Wherever a line in the data below holds "Prob", copy that line.
-- start of Given data --
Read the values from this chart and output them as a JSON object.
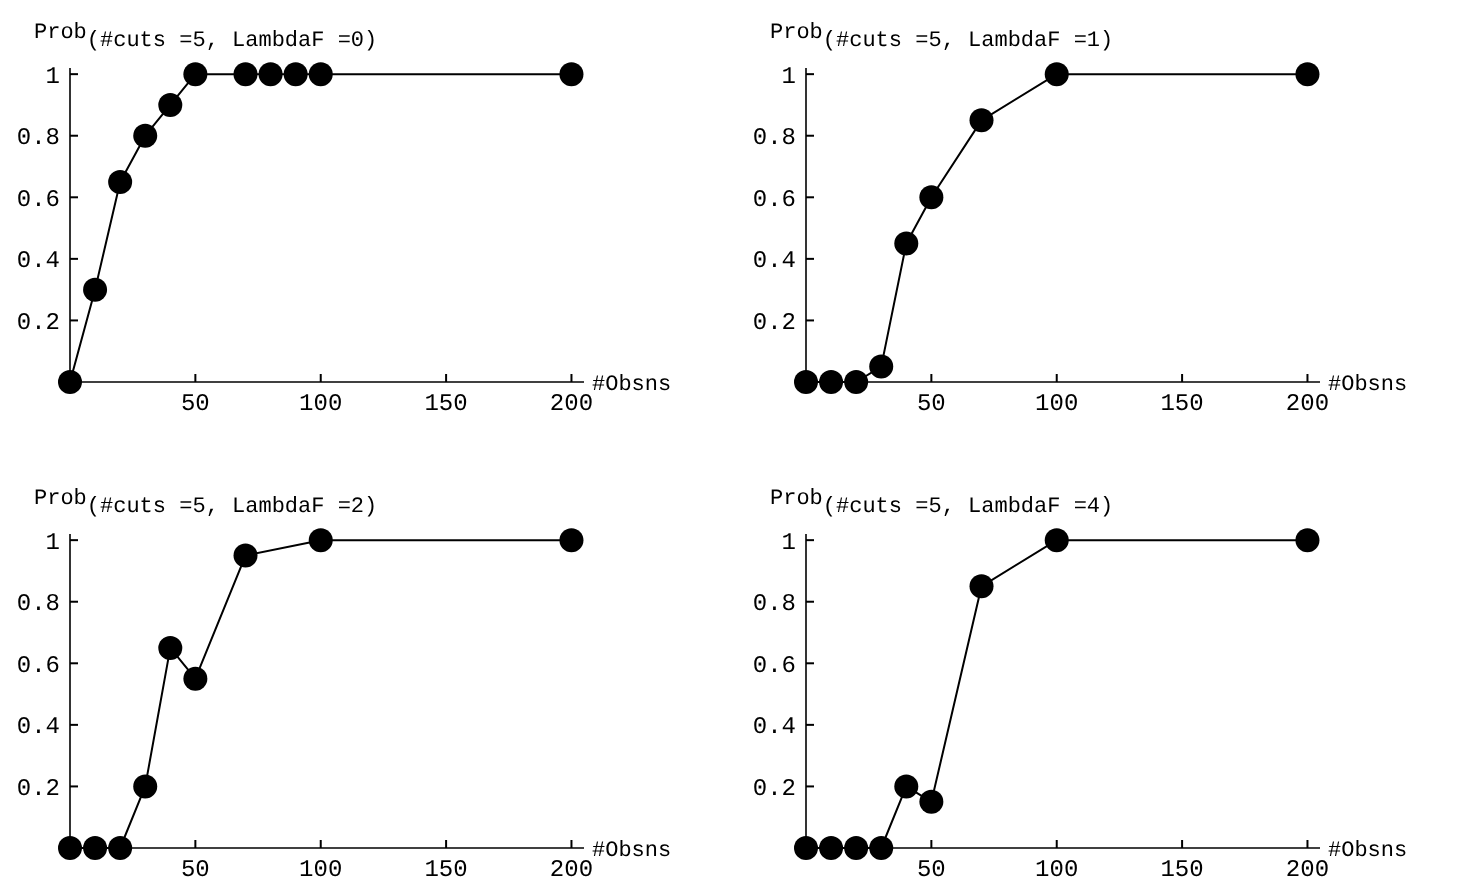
{
  "chart_data": [
    {
      "type": "line",
      "ylabel": "Prob$_{(#cuts =5, LambdaF =0)}$",
      "xlabel": "#Obsns",
      "marker": "circle",
      "line_style": "solid",
      "grid": false,
      "x": [
        0,
        10,
        20,
        30,
        40,
        50,
        70,
        80,
        90,
        100,
        200
      ],
      "series": [
        {
          "color": "#000000",
          "values": [
            0,
            0.3,
            0.65,
            0.8,
            0.9,
            1,
            1,
            1,
            1,
            1,
            1
          ]
        }
      ],
      "xlim": [
        0,
        205
      ],
      "ylim": [
        0,
        1.02
      ],
      "xticks": [
        50,
        100,
        150,
        200
      ],
      "yticks": [
        0.2,
        0.4,
        0.6,
        0.8,
        1
      ]
    },
    {
      "type": "line",
      "ylabel": "Prob$_{(#cuts =5, LambdaF =1)}$",
      "xlabel": "#Obsns",
      "marker": "circle",
      "line_style": "solid",
      "grid": false,
      "x": [
        0,
        10,
        20,
        30,
        40,
        50,
        70,
        100,
        200
      ],
      "series": [
        {
          "color": "#000000",
          "values": [
            0,
            0,
            0,
            0.05,
            0.45,
            0.6,
            0.85,
            1,
            1
          ]
        }
      ],
      "xlim": [
        0,
        205
      ],
      "ylim": [
        0,
        1.02
      ],
      "xticks": [
        50,
        100,
        150,
        200
      ],
      "yticks": [
        0.2,
        0.4,
        0.6,
        0.8,
        1
      ]
    },
    {
      "type": "line",
      "ylabel": "Prob$_{(#cuts =5, LambdaF =2)}$",
      "xlabel": "#Obsns",
      "marker": "circle",
      "line_style": "solid",
      "grid": false,
      "x": [
        0,
        10,
        20,
        30,
        40,
        50,
        70,
        100,
        200
      ],
      "series": [
        {
          "color": "#000000",
          "values": [
            0,
            0,
            0,
            0.2,
            0.65,
            0.55,
            0.95,
            1,
            1
          ]
        }
      ],
      "xlim": [
        0,
        205
      ],
      "ylim": [
        0,
        1.02
      ],
      "xticks": [
        50,
        100,
        150,
        200
      ],
      "yticks": [
        0.2,
        0.4,
        0.6,
        0.8,
        1
      ]
    },
    {
      "type": "line",
      "ylabel": "Prob$_{(#cuts =5, LambdaF =4)}$",
      "xlabel": "#Obsns",
      "marker": "circle",
      "line_style": "solid",
      "grid": false,
      "x": [
        0,
        10,
        20,
        30,
        40,
        50,
        70,
        100,
        200
      ],
      "series": [
        {
          "color": "#000000",
          "values": [
            0,
            0,
            0,
            0,
            0.2,
            0.15,
            0.85,
            1,
            1
          ]
        }
      ],
      "xlim": [
        0,
        205
      ],
      "ylim": [
        0,
        1.02
      ],
      "xticks": [
        50,
        100,
        150,
        200
      ],
      "yticks": [
        0.2,
        0.4,
        0.6,
        0.8,
        1
      ]
    }
  ]
}
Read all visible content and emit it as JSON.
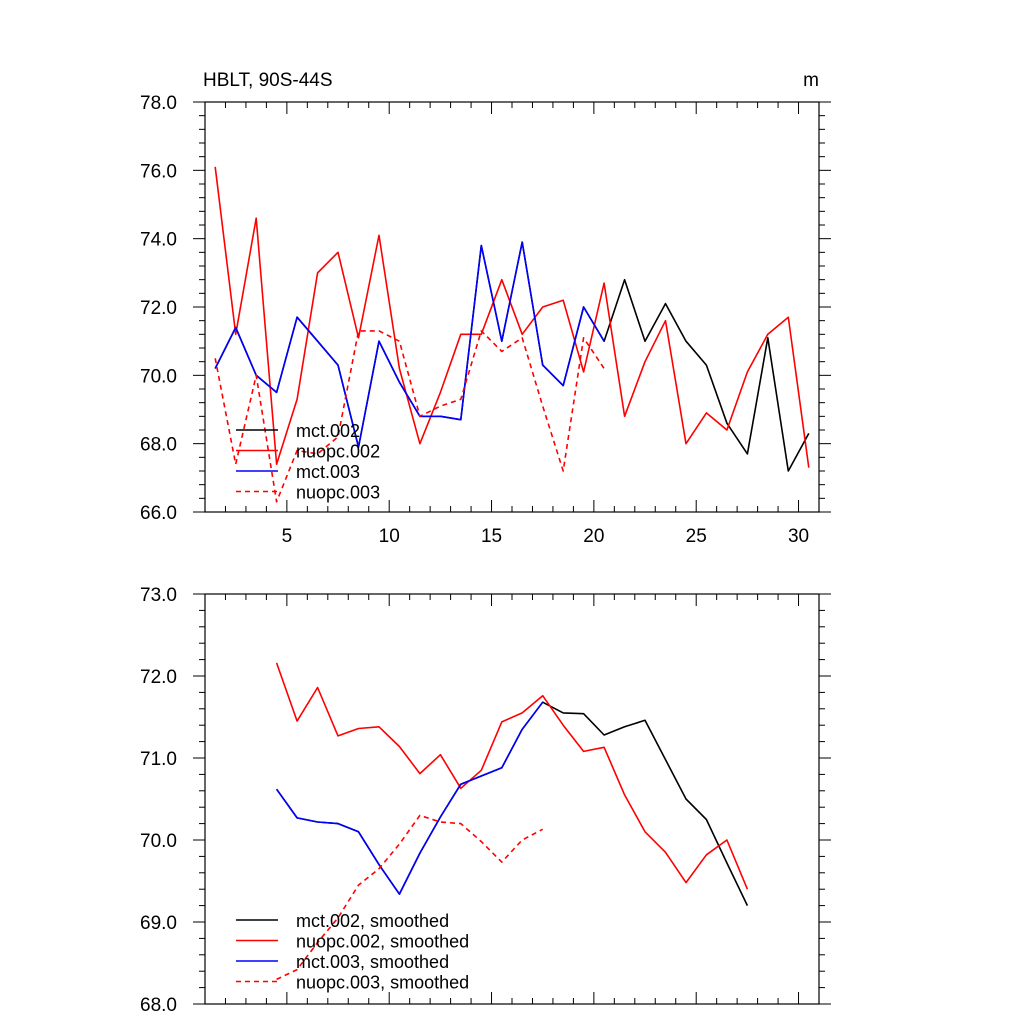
{
  "chart_data": [
    {
      "type": "line",
      "title": "HBLT, 90S-44S",
      "units": "m",
      "xlim": [
        1,
        31
      ],
      "ylim": [
        66.0,
        78.0
      ],
      "xticks": [
        5,
        10,
        15,
        20,
        25,
        30
      ],
      "xtick_labels": [
        "5",
        "10",
        "15",
        "20",
        "25",
        "30"
      ],
      "yticks": [
        66.0,
        68.0,
        70.0,
        72.0,
        74.0,
        76.0,
        78.0
      ],
      "ytick_labels": [
        "66.0",
        "68.0",
        "70.0",
        "72.0",
        "74.0",
        "76.0",
        "78.0"
      ],
      "legend_position": "bottom-left",
      "series": [
        {
          "name": "mct.002",
          "color": "#000000",
          "dash": "solid",
          "x": [
            1.5,
            2.5,
            3.5,
            4.5,
            5.5,
            6.5,
            7.5,
            8.5,
            9.5,
            10.5,
            11.5,
            12.5,
            13.5,
            14.5,
            15.5,
            16.5,
            17.5,
            18.5,
            19.5,
            20.5,
            21.5,
            22.5,
            23.5,
            24.5,
            25.5,
            26.5,
            27.5,
            28.5,
            29.5,
            30.5
          ],
          "values": [
            70.2,
            71.4,
            70.0,
            69.5,
            71.7,
            71.0,
            70.3,
            67.9,
            71.0,
            69.8,
            68.8,
            68.8,
            68.7,
            73.8,
            71.0,
            73.9,
            70.3,
            69.7,
            72.0,
            71.0,
            72.8,
            71.0,
            72.1,
            71.0,
            70.3,
            68.6,
            67.7,
            71.1,
            67.2,
            68.3
          ]
        },
        {
          "name": "nuopc.002",
          "color": "#ff0000",
          "dash": "solid",
          "x": [
            1.5,
            2.5,
            3.5,
            4.5,
            5.5,
            6.5,
            7.5,
            8.5,
            9.5,
            10.5,
            11.5,
            12.5,
            13.5,
            14.5,
            15.5,
            16.5,
            17.5,
            18.5,
            19.5,
            20.5,
            21.5,
            22.5,
            23.5,
            24.5,
            25.5,
            26.5,
            27.5,
            28.5,
            29.5,
            30.5
          ],
          "values": [
            76.1,
            71.2,
            74.6,
            67.4,
            69.3,
            73.0,
            73.6,
            71.1,
            74.1,
            70.2,
            68.0,
            69.5,
            71.2,
            71.2,
            72.8,
            71.2,
            72.0,
            72.2,
            70.1,
            72.7,
            68.8,
            70.4,
            71.6,
            68.0,
            68.9,
            68.4,
            70.1,
            71.2,
            71.7,
            67.3
          ]
        },
        {
          "name": "mct.003",
          "color": "#0000ff",
          "dash": "solid",
          "x": [
            1.5,
            2.5,
            3.5,
            4.5,
            5.5,
            6.5,
            7.5,
            8.5,
            9.5,
            10.5,
            11.5,
            12.5,
            13.5,
            14.5,
            15.5,
            16.5,
            17.5,
            18.5,
            19.5,
            20.5
          ],
          "values": [
            70.2,
            71.4,
            70.0,
            69.5,
            71.7,
            71.0,
            70.3,
            67.9,
            71.0,
            69.8,
            68.8,
            68.8,
            68.7,
            73.8,
            71.0,
            73.9,
            70.3,
            69.7,
            72.0,
            71.0
          ]
        },
        {
          "name": "nuopc.003",
          "color": "#ff0000",
          "dash": "dashed",
          "x": [
            1.5,
            2.5,
            3.5,
            4.5,
            5.5,
            6.5,
            7.5,
            8.5,
            9.5,
            10.5,
            11.5,
            12.5,
            13.5,
            14.5,
            15.5,
            16.5,
            17.5,
            18.5,
            19.5,
            20.5
          ],
          "values": [
            70.5,
            67.4,
            70.0,
            66.3,
            67.8,
            67.7,
            68.2,
            71.3,
            71.3,
            71.0,
            68.8,
            69.1,
            69.3,
            71.3,
            70.7,
            71.1,
            69.1,
            67.2,
            71.1,
            70.2
          ]
        }
      ]
    },
    {
      "type": "line",
      "title": "",
      "xlim": [
        1,
        31
      ],
      "ylim": [
        68.0,
        73.0
      ],
      "xticks": [
        5,
        10,
        15,
        20,
        25,
        30
      ],
      "xtick_labels": [],
      "yticks": [
        68.0,
        69.0,
        70.0,
        71.0,
        72.0,
        73.0
      ],
      "ytick_labels": [
        "68.0",
        "69.0",
        "70.0",
        "71.0",
        "72.0",
        "73.0"
      ],
      "legend_position": "bottom-left",
      "series": [
        {
          "name": "mct.002, smoothed",
          "color": "#000000",
          "dash": "solid",
          "x": [
            4.5,
            5.5,
            6.5,
            7.5,
            8.5,
            9.5,
            10.5,
            11.5,
            12.5,
            13.5,
            14.5,
            15.5,
            16.5,
            17.5,
            18.5,
            19.5,
            20.5,
            21.5,
            22.5,
            23.5,
            24.5,
            25.5,
            26.5,
            27.5
          ],
          "values": [
            70.62,
            70.27,
            70.22,
            70.2,
            70.1,
            69.7,
            69.34,
            69.84,
            70.28,
            70.68,
            70.78,
            70.88,
            71.35,
            71.68,
            71.55,
            71.54,
            71.28,
            71.38,
            71.46,
            70.98,
            70.5,
            70.25,
            69.72,
            69.2
          ]
        },
        {
          "name": "nuopc.002, smoothed",
          "color": "#ff0000",
          "dash": "solid",
          "x": [
            4.5,
            5.5,
            6.5,
            7.5,
            8.5,
            9.5,
            10.5,
            11.5,
            12.5,
            13.5,
            14.5,
            15.5,
            16.5,
            17.5,
            18.5,
            19.5,
            20.5,
            21.5,
            22.5,
            23.5,
            24.5,
            25.5,
            26.5,
            27.5
          ],
          "values": [
            72.16,
            71.45,
            71.86,
            71.27,
            71.36,
            71.38,
            71.14,
            70.81,
            71.04,
            70.63,
            70.85,
            71.44,
            71.55,
            71.76,
            71.4,
            71.08,
            71.13,
            70.55,
            70.1,
            69.85,
            69.48,
            69.82,
            70.0,
            69.4
          ]
        },
        {
          "name": "mct.003, smoothed",
          "color": "#0000ff",
          "dash": "solid",
          "x": [
            4.5,
            5.5,
            6.5,
            7.5,
            8.5,
            9.5,
            10.5,
            11.5,
            12.5,
            13.5,
            14.5,
            15.5,
            16.5,
            17.5
          ],
          "values": [
            70.62,
            70.27,
            70.22,
            70.2,
            70.1,
            69.7,
            69.34,
            69.84,
            70.28,
            70.68,
            70.78,
            70.88,
            71.35,
            71.68
          ]
        },
        {
          "name": "nuopc.003, smoothed",
          "color": "#ff0000",
          "dash": "dashed",
          "x": [
            4.5,
            5.5,
            6.5,
            7.5,
            8.5,
            9.5,
            10.5,
            11.5,
            12.5,
            13.5,
            14.5,
            15.5,
            16.5,
            17.5
          ],
          "values": [
            68.3,
            68.42,
            68.75,
            69.05,
            69.45,
            69.65,
            69.95,
            70.3,
            70.22,
            70.2,
            69.98,
            69.73,
            70.0,
            70.13
          ]
        }
      ]
    }
  ]
}
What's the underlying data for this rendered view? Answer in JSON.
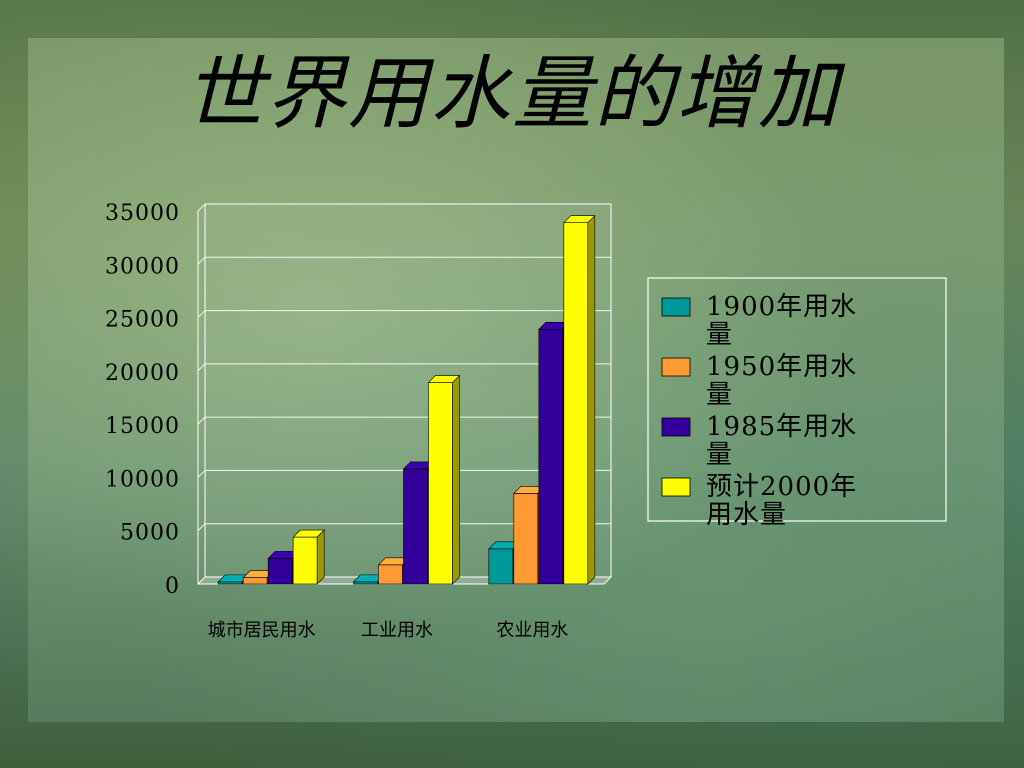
-- end of Given data --
[Task result]
      "ylabel": "Prob$_{(#cuts =5, LambdaF =0)}$",
      "ylabel": "Prob$_{(#cuts =5, LambdaF =1)}$",
      "ylabel": "Prob$_{(#cuts =5, LambdaF =2)}$",
      "ylabel": "Prob$_{(#cuts =5, LambdaF =4)}$",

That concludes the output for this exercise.